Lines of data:
################

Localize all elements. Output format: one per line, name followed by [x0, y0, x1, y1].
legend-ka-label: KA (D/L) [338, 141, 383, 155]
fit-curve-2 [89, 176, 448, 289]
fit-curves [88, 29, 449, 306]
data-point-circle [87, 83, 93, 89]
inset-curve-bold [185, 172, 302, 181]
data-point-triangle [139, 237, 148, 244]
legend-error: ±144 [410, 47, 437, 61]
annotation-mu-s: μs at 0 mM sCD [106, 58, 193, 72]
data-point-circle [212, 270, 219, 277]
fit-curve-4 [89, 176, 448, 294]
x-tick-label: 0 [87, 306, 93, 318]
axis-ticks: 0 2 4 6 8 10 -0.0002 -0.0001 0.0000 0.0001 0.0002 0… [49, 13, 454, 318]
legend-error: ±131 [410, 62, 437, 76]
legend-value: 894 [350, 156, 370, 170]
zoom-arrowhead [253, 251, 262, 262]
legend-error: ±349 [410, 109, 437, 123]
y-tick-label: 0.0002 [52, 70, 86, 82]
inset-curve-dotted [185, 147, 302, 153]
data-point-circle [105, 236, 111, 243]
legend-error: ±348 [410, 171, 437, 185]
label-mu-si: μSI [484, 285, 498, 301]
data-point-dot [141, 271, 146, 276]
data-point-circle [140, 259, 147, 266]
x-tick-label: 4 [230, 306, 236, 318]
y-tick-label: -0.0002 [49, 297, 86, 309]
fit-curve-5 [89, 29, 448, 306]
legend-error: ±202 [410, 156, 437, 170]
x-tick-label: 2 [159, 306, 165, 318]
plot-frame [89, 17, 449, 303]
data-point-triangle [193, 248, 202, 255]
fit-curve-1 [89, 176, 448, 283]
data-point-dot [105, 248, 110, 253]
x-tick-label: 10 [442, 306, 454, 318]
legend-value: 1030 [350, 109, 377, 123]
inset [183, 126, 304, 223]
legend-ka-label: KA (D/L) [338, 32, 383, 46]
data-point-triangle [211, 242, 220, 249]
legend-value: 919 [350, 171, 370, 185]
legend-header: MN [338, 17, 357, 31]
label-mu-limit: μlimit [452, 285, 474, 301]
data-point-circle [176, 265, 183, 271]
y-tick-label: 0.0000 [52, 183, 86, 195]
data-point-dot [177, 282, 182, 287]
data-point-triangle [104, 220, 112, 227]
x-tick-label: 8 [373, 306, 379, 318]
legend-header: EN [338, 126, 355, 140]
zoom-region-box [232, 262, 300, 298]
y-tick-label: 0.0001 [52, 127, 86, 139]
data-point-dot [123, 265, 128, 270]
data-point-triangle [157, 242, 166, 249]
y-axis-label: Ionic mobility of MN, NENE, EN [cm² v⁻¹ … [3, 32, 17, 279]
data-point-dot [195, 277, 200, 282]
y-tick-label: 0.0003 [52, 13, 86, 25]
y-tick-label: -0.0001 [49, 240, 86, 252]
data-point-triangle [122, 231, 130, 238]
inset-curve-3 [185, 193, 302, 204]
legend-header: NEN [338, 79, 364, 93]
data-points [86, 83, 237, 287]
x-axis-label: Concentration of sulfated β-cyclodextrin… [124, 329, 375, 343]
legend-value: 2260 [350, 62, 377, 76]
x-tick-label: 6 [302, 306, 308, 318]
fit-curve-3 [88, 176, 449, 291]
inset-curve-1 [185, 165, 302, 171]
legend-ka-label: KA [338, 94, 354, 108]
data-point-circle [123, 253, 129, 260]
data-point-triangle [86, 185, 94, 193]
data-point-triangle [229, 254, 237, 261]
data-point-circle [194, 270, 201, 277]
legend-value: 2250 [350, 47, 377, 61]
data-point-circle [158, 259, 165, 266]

################

Repeat the records from their first line through the line containing "data-point-dot [105, 248, 110, 253]", including both of those lines.

Problem solution:
Localize all elements. Output format: one per line, name followed by [x0, y0, x1, y1].
legend-ka-label: KA (D/L) [338, 141, 383, 155]
fit-curve-2 [89, 176, 448, 289]
fit-curves [88, 29, 449, 306]
data-point-circle [87, 83, 93, 89]
inset-curve-bold [185, 172, 302, 181]
data-point-triangle [139, 237, 148, 244]
legend-error: ±144 [410, 47, 437, 61]
annotation-mu-s: μs at 0 mM sCD [106, 58, 193, 72]
data-point-circle [212, 270, 219, 277]
fit-curve-4 [89, 176, 448, 294]
x-tick-label: 0 [87, 306, 93, 318]
axis-ticks: 0 2 4 6 8 10 -0.0002 -0.0001 0.0000 0.0001 0.0002 0… [49, 13, 454, 318]
legend-error: ±131 [410, 62, 437, 76]
legend-value: 894 [350, 156, 370, 170]
zoom-arrowhead [253, 251, 262, 262]
legend-error: ±349 [410, 109, 437, 123]
y-tick-label: 0.0002 [52, 70, 86, 82]
inset-curve-dotted [185, 147, 302, 153]
data-point-circle [105, 236, 111, 243]
legend-error: ±348 [410, 171, 437, 185]
label-mu-si: μSI [484, 285, 498, 301]
data-point-dot [141, 271, 146, 276]
data-point-circle [140, 259, 147, 266]
x-tick-label: 4 [230, 306, 236, 318]
y-tick-label: -0.0002 [49, 297, 86, 309]
fit-curve-5 [89, 29, 448, 306]
legend-error: ±202 [410, 156, 437, 170]
x-tick-label: 2 [159, 306, 165, 318]
plot-frame [89, 17, 449, 303]
data-point-triangle [193, 248, 202, 255]
fit-curve-1 [89, 176, 448, 283]
data-point-dot [105, 248, 110, 253]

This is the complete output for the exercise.